**TASK DIRECTIONS**
Copy out the listing below word for word, every line of it.

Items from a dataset
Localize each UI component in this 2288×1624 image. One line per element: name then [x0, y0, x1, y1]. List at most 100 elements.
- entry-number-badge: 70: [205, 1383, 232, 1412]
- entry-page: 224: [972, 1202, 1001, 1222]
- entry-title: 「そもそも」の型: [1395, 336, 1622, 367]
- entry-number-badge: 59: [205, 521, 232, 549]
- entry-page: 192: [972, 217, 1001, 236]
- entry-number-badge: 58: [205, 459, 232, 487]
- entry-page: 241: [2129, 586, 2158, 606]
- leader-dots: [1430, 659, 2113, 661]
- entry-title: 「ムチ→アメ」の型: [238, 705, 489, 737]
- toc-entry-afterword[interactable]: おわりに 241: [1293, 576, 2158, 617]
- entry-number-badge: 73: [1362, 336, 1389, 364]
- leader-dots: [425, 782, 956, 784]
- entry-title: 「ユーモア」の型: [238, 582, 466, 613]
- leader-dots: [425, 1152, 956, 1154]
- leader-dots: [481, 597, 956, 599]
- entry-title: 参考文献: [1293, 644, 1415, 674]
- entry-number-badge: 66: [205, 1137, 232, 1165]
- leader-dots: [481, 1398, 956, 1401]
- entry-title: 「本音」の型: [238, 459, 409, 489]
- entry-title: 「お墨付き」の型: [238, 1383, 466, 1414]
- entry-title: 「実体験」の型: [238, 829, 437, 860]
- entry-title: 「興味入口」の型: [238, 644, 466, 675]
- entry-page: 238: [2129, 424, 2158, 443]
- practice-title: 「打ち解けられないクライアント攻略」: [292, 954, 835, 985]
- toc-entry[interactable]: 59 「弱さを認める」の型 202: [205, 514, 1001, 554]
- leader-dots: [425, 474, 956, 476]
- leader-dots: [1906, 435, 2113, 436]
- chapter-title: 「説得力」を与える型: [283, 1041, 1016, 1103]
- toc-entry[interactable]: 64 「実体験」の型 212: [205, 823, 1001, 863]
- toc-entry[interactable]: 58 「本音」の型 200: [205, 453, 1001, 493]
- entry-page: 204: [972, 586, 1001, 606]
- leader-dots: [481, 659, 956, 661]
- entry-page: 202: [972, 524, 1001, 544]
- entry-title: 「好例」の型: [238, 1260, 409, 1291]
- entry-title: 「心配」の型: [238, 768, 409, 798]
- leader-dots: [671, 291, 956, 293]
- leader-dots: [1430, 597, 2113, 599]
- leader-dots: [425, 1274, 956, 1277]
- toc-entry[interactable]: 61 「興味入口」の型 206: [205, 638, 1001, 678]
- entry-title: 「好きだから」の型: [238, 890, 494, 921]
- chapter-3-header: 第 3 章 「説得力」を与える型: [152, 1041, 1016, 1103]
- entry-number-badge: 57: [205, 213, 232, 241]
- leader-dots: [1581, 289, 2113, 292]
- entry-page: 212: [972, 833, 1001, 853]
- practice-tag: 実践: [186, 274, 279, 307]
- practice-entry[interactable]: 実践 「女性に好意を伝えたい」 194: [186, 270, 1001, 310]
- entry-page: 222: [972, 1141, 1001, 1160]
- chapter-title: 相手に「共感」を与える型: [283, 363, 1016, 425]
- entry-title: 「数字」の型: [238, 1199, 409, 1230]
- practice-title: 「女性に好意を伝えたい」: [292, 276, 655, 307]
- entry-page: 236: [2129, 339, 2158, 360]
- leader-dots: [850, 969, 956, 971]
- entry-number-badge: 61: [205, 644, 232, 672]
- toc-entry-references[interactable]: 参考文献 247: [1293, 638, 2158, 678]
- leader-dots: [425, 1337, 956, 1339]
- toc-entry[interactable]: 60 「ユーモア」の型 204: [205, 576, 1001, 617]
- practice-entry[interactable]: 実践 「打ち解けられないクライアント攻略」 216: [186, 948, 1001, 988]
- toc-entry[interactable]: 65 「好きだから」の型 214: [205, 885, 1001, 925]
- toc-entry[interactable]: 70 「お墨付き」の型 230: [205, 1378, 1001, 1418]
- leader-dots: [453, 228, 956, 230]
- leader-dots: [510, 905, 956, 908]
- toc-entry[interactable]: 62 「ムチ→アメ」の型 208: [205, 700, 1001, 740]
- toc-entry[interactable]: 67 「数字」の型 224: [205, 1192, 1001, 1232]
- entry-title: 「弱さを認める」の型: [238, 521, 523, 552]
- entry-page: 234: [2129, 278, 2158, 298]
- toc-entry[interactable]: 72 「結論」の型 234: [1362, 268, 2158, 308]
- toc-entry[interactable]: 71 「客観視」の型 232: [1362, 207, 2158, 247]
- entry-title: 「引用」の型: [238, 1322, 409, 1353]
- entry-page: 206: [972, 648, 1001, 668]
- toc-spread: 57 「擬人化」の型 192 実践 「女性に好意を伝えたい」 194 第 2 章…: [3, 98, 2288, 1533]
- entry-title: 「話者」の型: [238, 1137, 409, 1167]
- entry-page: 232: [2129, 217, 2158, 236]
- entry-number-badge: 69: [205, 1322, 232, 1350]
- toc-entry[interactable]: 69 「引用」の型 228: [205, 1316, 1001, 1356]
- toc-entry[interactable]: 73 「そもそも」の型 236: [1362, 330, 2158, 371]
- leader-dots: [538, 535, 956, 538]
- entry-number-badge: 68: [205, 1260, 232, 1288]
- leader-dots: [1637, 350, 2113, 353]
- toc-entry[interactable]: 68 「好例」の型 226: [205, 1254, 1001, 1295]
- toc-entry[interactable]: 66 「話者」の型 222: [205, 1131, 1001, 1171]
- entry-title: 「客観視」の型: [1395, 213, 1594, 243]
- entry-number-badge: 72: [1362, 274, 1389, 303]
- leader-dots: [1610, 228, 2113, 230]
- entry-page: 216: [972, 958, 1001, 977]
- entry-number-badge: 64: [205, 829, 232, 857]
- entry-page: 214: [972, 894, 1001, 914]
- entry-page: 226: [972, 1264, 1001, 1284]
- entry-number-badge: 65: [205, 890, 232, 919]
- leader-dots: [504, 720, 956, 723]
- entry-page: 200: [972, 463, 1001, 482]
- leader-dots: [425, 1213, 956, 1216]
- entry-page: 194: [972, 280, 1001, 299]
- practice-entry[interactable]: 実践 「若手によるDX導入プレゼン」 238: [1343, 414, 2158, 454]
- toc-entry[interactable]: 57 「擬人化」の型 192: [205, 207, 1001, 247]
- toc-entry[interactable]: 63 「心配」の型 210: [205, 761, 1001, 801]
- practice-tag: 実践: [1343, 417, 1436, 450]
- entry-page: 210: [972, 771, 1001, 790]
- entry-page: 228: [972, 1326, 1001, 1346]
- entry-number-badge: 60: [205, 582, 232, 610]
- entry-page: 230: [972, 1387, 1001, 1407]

**CORRECT ANSWER**
Localize each UI component in this 2288×1624 image. One line per element: name then [x0, y0, x1, y1]. List at most 100 elements.
- entry-number-badge: 70: [205, 1383, 232, 1412]
- entry-page: 224: [972, 1202, 1001, 1222]
- entry-title: 「そもそも」の型: [1395, 336, 1622, 367]
- entry-number-badge: 59: [205, 521, 232, 549]
- entry-page: 192: [972, 217, 1001, 236]
- entry-number-badge: 58: [205, 459, 232, 487]
- entry-page: 241: [2129, 586, 2158, 606]
- leader-dots: [1430, 659, 2113, 661]
- entry-title: 「ムチ→アメ」の型: [238, 705, 489, 737]
- toc-entry-afterword[interactable]: おわりに 241: [1293, 576, 2158, 617]
- entry-number-badge: 73: [1362, 336, 1389, 364]
- leader-dots: [425, 782, 956, 784]
- entry-title: 「ユーモア」の型: [238, 582, 466, 613]
- leader-dots: [425, 1152, 956, 1154]
- leader-dots: [481, 597, 956, 599]
- entry-title: 参考文献: [1293, 644, 1415, 674]
- entry-number-badge: 66: [205, 1137, 232, 1165]
- leader-dots: [481, 1398, 956, 1401]
- entry-title: 「本音」の型: [238, 459, 409, 489]
- entry-title: 「お墨付き」の型: [238, 1383, 466, 1414]
- entry-title: 「実体験」の型: [238, 829, 437, 860]
- entry-title: 「興味入口」の型: [238, 644, 466, 675]
- entry-page: 238: [2129, 424, 2158, 443]
- practice-title: 「打ち解けられないクライアント攻略」: [292, 954, 835, 985]
- toc-entry[interactable]: 59 「弱さを認める」の型 202: [205, 514, 1001, 554]
- leader-dots: [425, 474, 956, 476]
- leader-dots: [1906, 435, 2113, 436]
- chapter-title: 「説得力」を与える型: [283, 1041, 1016, 1103]
- toc-entry[interactable]: 64 「実体験」の型 212: [205, 823, 1001, 863]
- toc-entry[interactable]: 58 「本音」の型 200: [205, 453, 1001, 493]
- entry-page: 204: [972, 586, 1001, 606]
- leader-dots: [481, 659, 956, 661]
- entry-page: 202: [972, 524, 1001, 544]
- entry-title: 「好例」の型: [238, 1260, 409, 1291]
- entry-title: 「心配」の型: [238, 768, 409, 798]
- leader-dots: [671, 291, 956, 293]
- leader-dots: [1430, 597, 2113, 599]
- leader-dots: [425, 1274, 956, 1277]
- toc-entry[interactable]: 61 「興味入口」の型 206: [205, 638, 1001, 678]
- entry-title: 「好きだから」の型: [238, 890, 494, 921]
- chapter-3-header: 第 3 章 「説得力」を与える型: [152, 1041, 1016, 1103]
- entry-number-badge: 57: [205, 213, 232, 241]
- leader-dots: [1581, 289, 2113, 292]
- entry-page: 212: [972, 833, 1001, 853]
- practice-tag: 実践: [186, 274, 279, 307]
- practice-entry[interactable]: 実践 「女性に好意を伝えたい」 194: [186, 270, 1001, 310]
- entry-page: 222: [972, 1141, 1001, 1160]
- chapter-title: 相手に「共感」を与える型: [283, 363, 1016, 425]
- entry-title: 「数字」の型: [238, 1199, 409, 1230]
- practice-title: 「女性に好意を伝えたい」: [292, 276, 655, 307]
- entry-page: 236: [2129, 339, 2158, 360]
- leader-dots: [850, 969, 956, 971]
- entry-number-badge: 61: [205, 644, 232, 672]
- toc-entry-references[interactable]: 参考文献 247: [1293, 638, 2158, 678]
- leader-dots: [425, 1337, 956, 1339]
- toc-entry[interactable]: 60 「ユーモア」の型 204: [205, 576, 1001, 617]
- practice-entry[interactable]: 実践 「打ち解けられないクライアント攻略」 216: [186, 948, 1001, 988]
- toc-entry[interactable]: 65 「好きだから」の型 214: [205, 885, 1001, 925]
- toc-entry[interactable]: 70 「お墨付き」の型 230: [205, 1378, 1001, 1418]
- leader-dots: [453, 228, 956, 230]
- leader-dots: [510, 905, 956, 908]
- toc-entry[interactable]: 62 「ムチ→アメ」の型 208: [205, 700, 1001, 740]
- toc-entry[interactable]: 67 「数字」の型 224: [205, 1192, 1001, 1232]
- entry-title: 「弱さを認める」の型: [238, 521, 523, 552]
- entry-page: 234: [2129, 278, 2158, 298]
- toc-entry[interactable]: 72 「結論」の型 234: [1362, 268, 2158, 308]
- toc-entry[interactable]: 71 「客観視」の型 232: [1362, 207, 2158, 247]
- entry-title: 「引用」の型: [238, 1322, 409, 1353]
- entry-page: 206: [972, 648, 1001, 668]
- toc-spread: 57 「擬人化」の型 192 実践 「女性に好意を伝えたい」 194 第 2 章…: [3, 98, 2288, 1533]
- entry-title: 「話者」の型: [238, 1137, 409, 1167]
- entry-page: 232: [2129, 217, 2158, 236]
- entry-number-badge: 69: [205, 1322, 232, 1350]
- toc-entry[interactable]: 69 「引用」の型 228: [205, 1316, 1001, 1356]
- toc-entry[interactable]: 73 「そもそも」の型 236: [1362, 330, 2158, 371]
- leader-dots: [538, 535, 956, 538]
- entry-number-badge: 68: [205, 1260, 232, 1288]
- leader-dots: [1637, 350, 2113, 353]
- toc-entry[interactable]: 68 「好例」の型 226: [205, 1254, 1001, 1295]
- toc-entry[interactable]: 66 「話者」の型 222: [205, 1131, 1001, 1171]
- entry-title: 「客観視」の型: [1395, 213, 1594, 243]
- entry-number-badge: 72: [1362, 274, 1389, 303]
- leader-dots: [1610, 228, 2113, 230]
- entry-page: 216: [972, 958, 1001, 977]
- entry-number-badge: 64: [205, 829, 232, 857]
- entry-page: 214: [972, 894, 1001, 914]
- entry-page: 226: [972, 1264, 1001, 1284]
- entry-number-badge: 65: [205, 890, 232, 919]
- leader-dots: [504, 720, 956, 723]
- entry-page: 200: [972, 463, 1001, 482]
- leader-dots: [425, 1213, 956, 1216]
- entry-page: 194: [972, 280, 1001, 299]
- practice-entry[interactable]: 実践 「若手によるDX導入プレゼン」 238: [1343, 414, 2158, 454]
- toc-entry[interactable]: 57 「擬人化」の型 192: [205, 207, 1001, 247]
- toc-entry[interactable]: 63 「心配」の型 210: [205, 761, 1001, 801]
- practice-tag: 実践: [1343, 417, 1436, 450]
- entry-page: 210: [972, 771, 1001, 790]
- entry-page: 228: [972, 1326, 1001, 1346]
- entry-number-badge: 60: [205, 582, 232, 610]
- entry-page: 230: [972, 1387, 1001, 1407]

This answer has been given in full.